▶ _Problem statement_:
Please retype the data in full and exactly; the pictures are not part of the copy.

╔══

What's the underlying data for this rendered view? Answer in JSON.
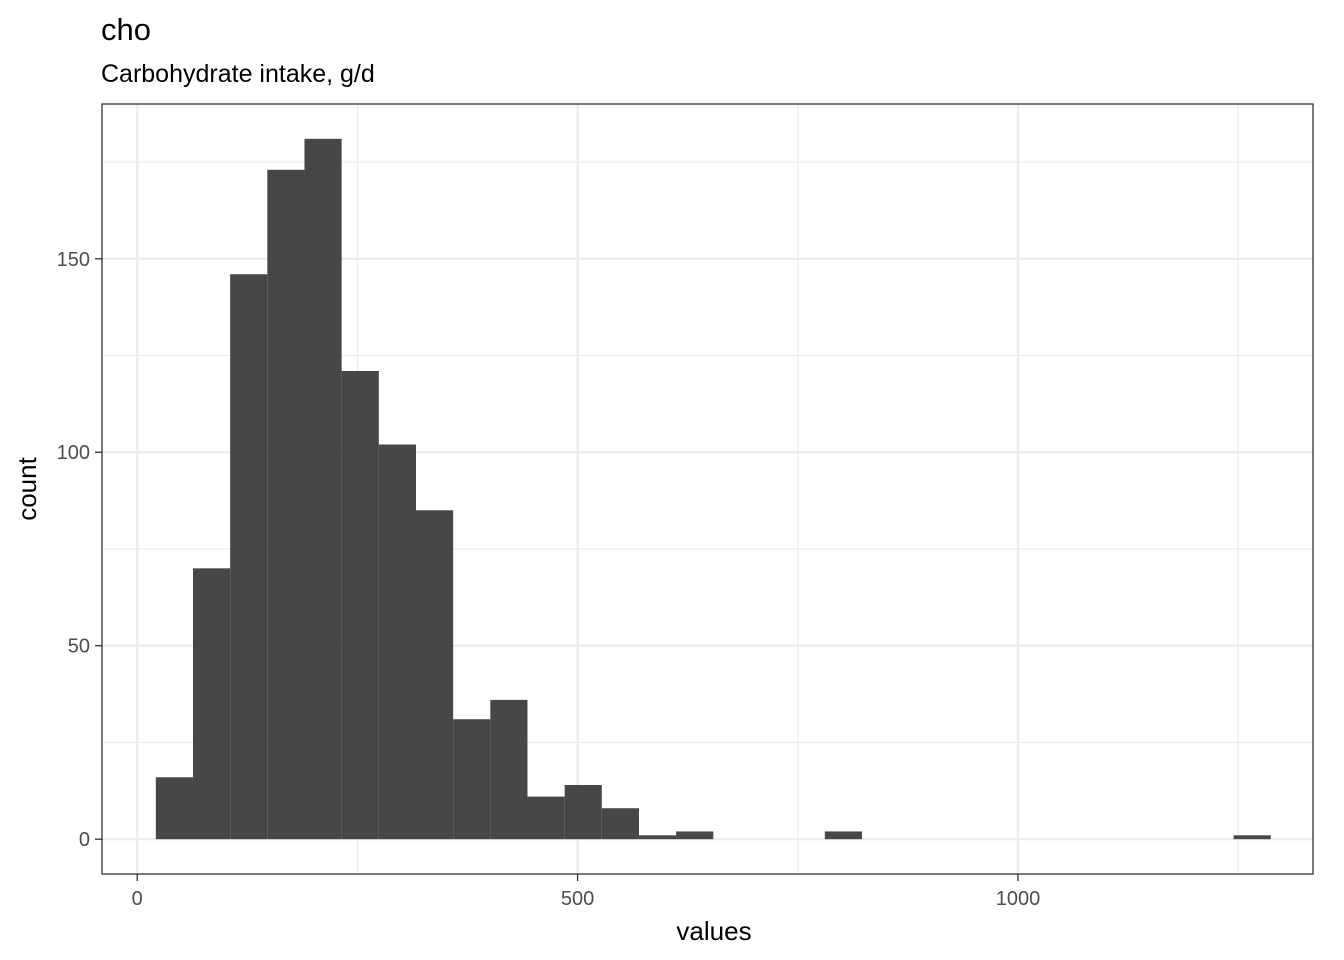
{
  "chart_data": {
    "type": "bar",
    "title": "cho",
    "subtitle": "Carbohydrate intake, g/d",
    "xlabel": "values",
    "ylabel": "count",
    "xlim": [
      -40,
      1335
    ],
    "ylim": [
      -9,
      190
    ],
    "x_ticks": [
      0,
      500,
      1000
    ],
    "y_ticks": [
      0,
      50,
      100,
      150
    ],
    "grid": true,
    "bin_width": 42.2,
    "bins": [
      {
        "start": 21.1,
        "count": 16
      },
      {
        "start": 63.3,
        "count": 70
      },
      {
        "start": 105.5,
        "count": 146
      },
      {
        "start": 147.7,
        "count": 173
      },
      {
        "start": 189.9,
        "count": 181
      },
      {
        "start": 232.1,
        "count": 121
      },
      {
        "start": 274.3,
        "count": 102
      },
      {
        "start": 316.5,
        "count": 85
      },
      {
        "start": 358.7,
        "count": 31
      },
      {
        "start": 400.9,
        "count": 36
      },
      {
        "start": 443.1,
        "count": 11
      },
      {
        "start": 485.3,
        "count": 14
      },
      {
        "start": 527.5,
        "count": 8
      },
      {
        "start": 569.7,
        "count": 1
      },
      {
        "start": 611.9,
        "count": 2
      },
      {
        "start": 654.1,
        "count": 0
      },
      {
        "start": 696.3,
        "count": 0
      },
      {
        "start": 738.5,
        "count": 0
      },
      {
        "start": 780.7,
        "count": 2
      },
      {
        "start": 822.9,
        "count": 0
      },
      {
        "start": 865.1,
        "count": 0
      },
      {
        "start": 907.3,
        "count": 0
      },
      {
        "start": 949.5,
        "count": 0
      },
      {
        "start": 991.7,
        "count": 0
      },
      {
        "start": 1033.9,
        "count": 0
      },
      {
        "start": 1076.1,
        "count": 0
      },
      {
        "start": 1118.3,
        "count": 0
      },
      {
        "start": 1160.5,
        "count": 0
      },
      {
        "start": 1202.7,
        "count": 0
      },
      {
        "start": 1244.9,
        "count": 1
      }
    ],
    "bar_color": "#474747",
    "grid_color": "#ebebeb"
  }
}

╚══

▶ _Response to this task_:
What's the underlying data for this rendered view? Answer in JSON.
{
  "chart_data": {
    "type": "bar",
    "title": "cho",
    "subtitle": "Carbohydrate intake, g/d",
    "xlabel": "values",
    "ylabel": "count",
    "xlim": [
      -40,
      1335
    ],
    "ylim": [
      -9,
      190
    ],
    "x_ticks": [
      0,
      500,
      1000
    ],
    "y_ticks": [
      0,
      50,
      100,
      150
    ],
    "grid": true,
    "bin_width": 42.2,
    "bins": [
      {
        "start": 21.1,
        "count": 16
      },
      {
        "start": 63.3,
        "count": 70
      },
      {
        "start": 105.5,
        "count": 146
      },
      {
        "start": 147.7,
        "count": 173
      },
      {
        "start": 189.9,
        "count": 181
      },
      {
        "start": 232.1,
        "count": 121
      },
      {
        "start": 274.3,
        "count": 102
      },
      {
        "start": 316.5,
        "count": 85
      },
      {
        "start": 358.7,
        "count": 31
      },
      {
        "start": 400.9,
        "count": 36
      },
      {
        "start": 443.1,
        "count": 11
      },
      {
        "start": 485.3,
        "count": 14
      },
      {
        "start": 527.5,
        "count": 8
      },
      {
        "start": 569.7,
        "count": 1
      },
      {
        "start": 611.9,
        "count": 2
      },
      {
        "start": 654.1,
        "count": 0
      },
      {
        "start": 696.3,
        "count": 0
      },
      {
        "start": 738.5,
        "count": 0
      },
      {
        "start": 780.7,
        "count": 2
      },
      {
        "start": 822.9,
        "count": 0
      },
      {
        "start": 865.1,
        "count": 0
      },
      {
        "start": 907.3,
        "count": 0
      },
      {
        "start": 949.5,
        "count": 0
      },
      {
        "start": 991.7,
        "count": 0
      },
      {
        "start": 1033.9,
        "count": 0
      },
      {
        "start": 1076.1,
        "count": 0
      },
      {
        "start": 1118.3,
        "count": 0
      },
      {
        "start": 1160.5,
        "count": 0
      },
      {
        "start": 1202.7,
        "count": 0
      },
      {
        "start": 1244.9,
        "count": 1
      }
    ],
    "bar_color": "#474747",
    "grid_color": "#ebebeb"
  }
}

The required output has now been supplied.